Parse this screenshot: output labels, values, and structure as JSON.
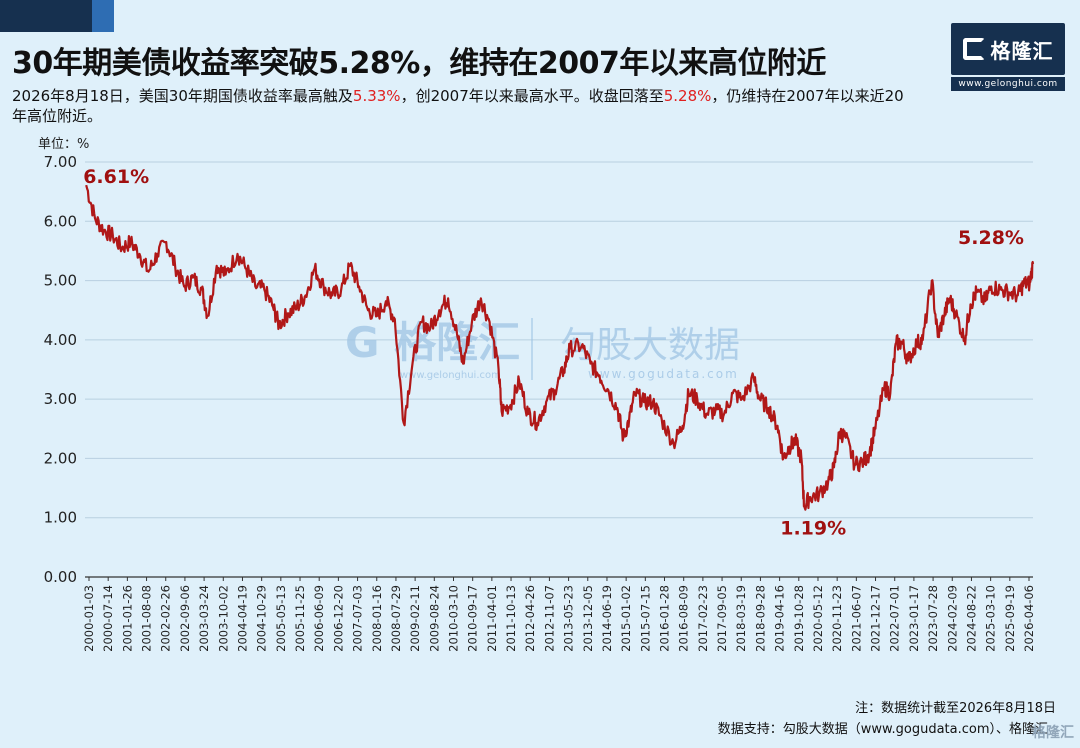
{
  "header": {
    "title": "30年期美债收益率突破5.28%，维持在2007年以来高位附近",
    "subtitle_parts": [
      {
        "text": "2026年8月18日，美国30年期国债收益率最高触及",
        "hl": false
      },
      {
        "text": "5.33%",
        "hl": true
      },
      {
        "text": "，创2007年以来最高水平。收盘回落至",
        "hl": false
      },
      {
        "text": "5.28%",
        "hl": true
      },
      {
        "text": "，仍维持在2007年以来近20年高位附近。",
        "hl": false
      }
    ]
  },
  "logo": {
    "brand": "格隆汇",
    "url": "www.gelonghui.com"
  },
  "watermark": {
    "left": "格隆汇",
    "right": "勾股大数据",
    "url_left": "www.gelonghui.com",
    "url_right": "www.gogudata.com"
  },
  "unit_label": "单位：%",
  "notes": {
    "note1": "注：数据统计截至2026年8月18日",
    "note2": "数据支持：勾股大数据（www.gogudata.com）、格隆汇"
  },
  "bottom_watermark": "格隆汇",
  "colors": {
    "line": "#b01818",
    "annotation": "#a01010",
    "grid": "#b8cfe0",
    "axis": "#333333",
    "accent_red": "#e02020",
    "brand_dark": "#16304f"
  },
  "chart_data": {
    "type": "line",
    "ylim": [
      0,
      7
    ],
    "yticks": [
      "0.00",
      "1.00",
      "2.00",
      "3.00",
      "4.00",
      "5.00",
      "6.00",
      "7.00"
    ],
    "grid": "horizontal",
    "xticks": [
      "2000-01-03",
      "2000-07-14",
      "2001-01-26",
      "2001-08-08",
      "2002-02-26",
      "2002-09-06",
      "2003-03-24",
      "2003-10-02",
      "2004-04-19",
      "2004-10-29",
      "2005-05-13",
      "2005-11-25",
      "2006-06-09",
      "2006-12-20",
      "2007-07-03",
      "2008-01-16",
      "2008-07-29",
      "2009-02-11",
      "2009-08-24",
      "2010-03-10",
      "2010-09-17",
      "2011-04-01",
      "2011-10-13",
      "2012-04-26",
      "2012-11-07",
      "2013-05-23",
      "2013-12-05",
      "2014-06-19",
      "2015-01-02",
      "2015-07-15",
      "2016-01-28",
      "2016-08-09",
      "2017-02-23",
      "2017-09-05",
      "2018-03-19",
      "2018-09-28",
      "2019-04-16",
      "2019-10-28",
      "2020-05-12",
      "2020-11-23",
      "2021-06-07",
      "2021-12-17",
      "2022-07-01",
      "2023-01-17",
      "2023-07-28",
      "2024-02-09",
      "2024-08-22",
      "2025-03-10",
      "2025-09-19",
      "2026-04-06"
    ],
    "x_range": [
      "2000-01-03",
      "2026-08-18"
    ],
    "series": [
      {
        "x": [
          "2000-01",
          "2000-04",
          "2000-07",
          "2000-10",
          "2001-01",
          "2001-04",
          "2001-07",
          "2001-10",
          "2002-01",
          "2002-04",
          "2002-07",
          "2002-10",
          "2003-01",
          "2003-04",
          "2003-06",
          "2003-09",
          "2003-12",
          "2004-04",
          "2004-07",
          "2004-10",
          "2005-01",
          "2005-04",
          "2005-06",
          "2005-09",
          "2005-12",
          "2006-03",
          "2006-06",
          "2006-09",
          "2006-12",
          "2007-03",
          "2007-06",
          "2007-09",
          "2007-12",
          "2008-03",
          "2008-06",
          "2008-09",
          "2008-12",
          "2009-03",
          "2009-06",
          "2009-09",
          "2009-12",
          "2010-03",
          "2010-06",
          "2010-08",
          "2010-11",
          "2011-02",
          "2011-05",
          "2011-08",
          "2011-09",
          "2011-12",
          "2012-03",
          "2012-06",
          "2012-09",
          "2012-12",
          "2013-03",
          "2013-06",
          "2013-08",
          "2013-12",
          "2014-03",
          "2014-06",
          "2014-09",
          "2014-12",
          "2015-02",
          "2015-04",
          "2015-06",
          "2015-09",
          "2015-12",
          "2016-03",
          "2016-07",
          "2016-10",
          "2016-12",
          "2017-03",
          "2017-06",
          "2017-09",
          "2017-12",
          "2018-03",
          "2018-06",
          "2018-10",
          "2018-12",
          "2019-03",
          "2019-06",
          "2019-08",
          "2019-10",
          "2019-12",
          "2020-02",
          "2020-03",
          "2020-05",
          "2020-08",
          "2020-11",
          "2021-01",
          "2021-03",
          "2021-05",
          "2021-08",
          "2021-11",
          "2022-01",
          "2022-03",
          "2022-06",
          "2022-08",
          "2022-10",
          "2022-12",
          "2023-02",
          "2023-05",
          "2023-07",
          "2023-10",
          "2023-12",
          "2024-02",
          "2024-04",
          "2024-06",
          "2024-09",
          "2024-11",
          "2025-01",
          "2025-04",
          "2025-06",
          "2025-09",
          "2025-12",
          "2026-03",
          "2026-05",
          "2026-07",
          "2026-08-18"
        ],
        "values": [
          6.61,
          6.05,
          5.85,
          5.75,
          5.55,
          5.65,
          5.45,
          5.15,
          5.45,
          5.65,
          5.25,
          4.9,
          5.05,
          4.85,
          4.4,
          5.25,
          5.1,
          5.45,
          5.2,
          4.9,
          4.85,
          4.55,
          4.25,
          4.45,
          4.55,
          4.75,
          5.2,
          4.9,
          4.75,
          4.85,
          5.25,
          4.9,
          4.5,
          4.4,
          4.65,
          4.35,
          2.6,
          3.6,
          4.3,
          4.2,
          4.5,
          4.7,
          4.1,
          3.6,
          4.3,
          4.7,
          4.3,
          3.5,
          2.8,
          2.9,
          3.3,
          2.75,
          2.6,
          2.95,
          3.15,
          3.5,
          3.85,
          3.9,
          3.6,
          3.4,
          3.15,
          2.85,
          2.35,
          2.65,
          3.1,
          2.95,
          2.95,
          2.65,
          2.25,
          2.55,
          3.1,
          3.0,
          2.75,
          2.8,
          2.75,
          3.1,
          3.0,
          3.35,
          3.0,
          2.85,
          2.55,
          2.0,
          2.2,
          2.3,
          2.0,
          1.19,
          1.35,
          1.4,
          1.6,
          1.85,
          2.45,
          2.35,
          1.9,
          1.95,
          2.1,
          2.5,
          3.2,
          3.1,
          3.95,
          3.95,
          3.65,
          3.95,
          4.0,
          5.0,
          4.05,
          4.4,
          4.7,
          4.45,
          4.0,
          4.6,
          4.8,
          4.65,
          4.9,
          4.85,
          4.8,
          4.75,
          4.95,
          4.95,
          5.28
        ]
      }
    ],
    "annotations": [
      {
        "label": "6.61%",
        "x": "2000-01",
        "y": 6.61
      },
      {
        "label": "1.19%",
        "x": "2020-03",
        "y": 1.19
      },
      {
        "label": "5.28%",
        "x": "2026-08-18",
        "y": 5.28
      }
    ]
  }
}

- THE REQUEST: In the listing above, find each line with the word "gogudata" and copy it.

- COMPLETE OUTPUT:
    "url_right": "www.gogudata.com"
    "note2": "数据支持：勾股大数据（www.gogudata.com）、格隆汇"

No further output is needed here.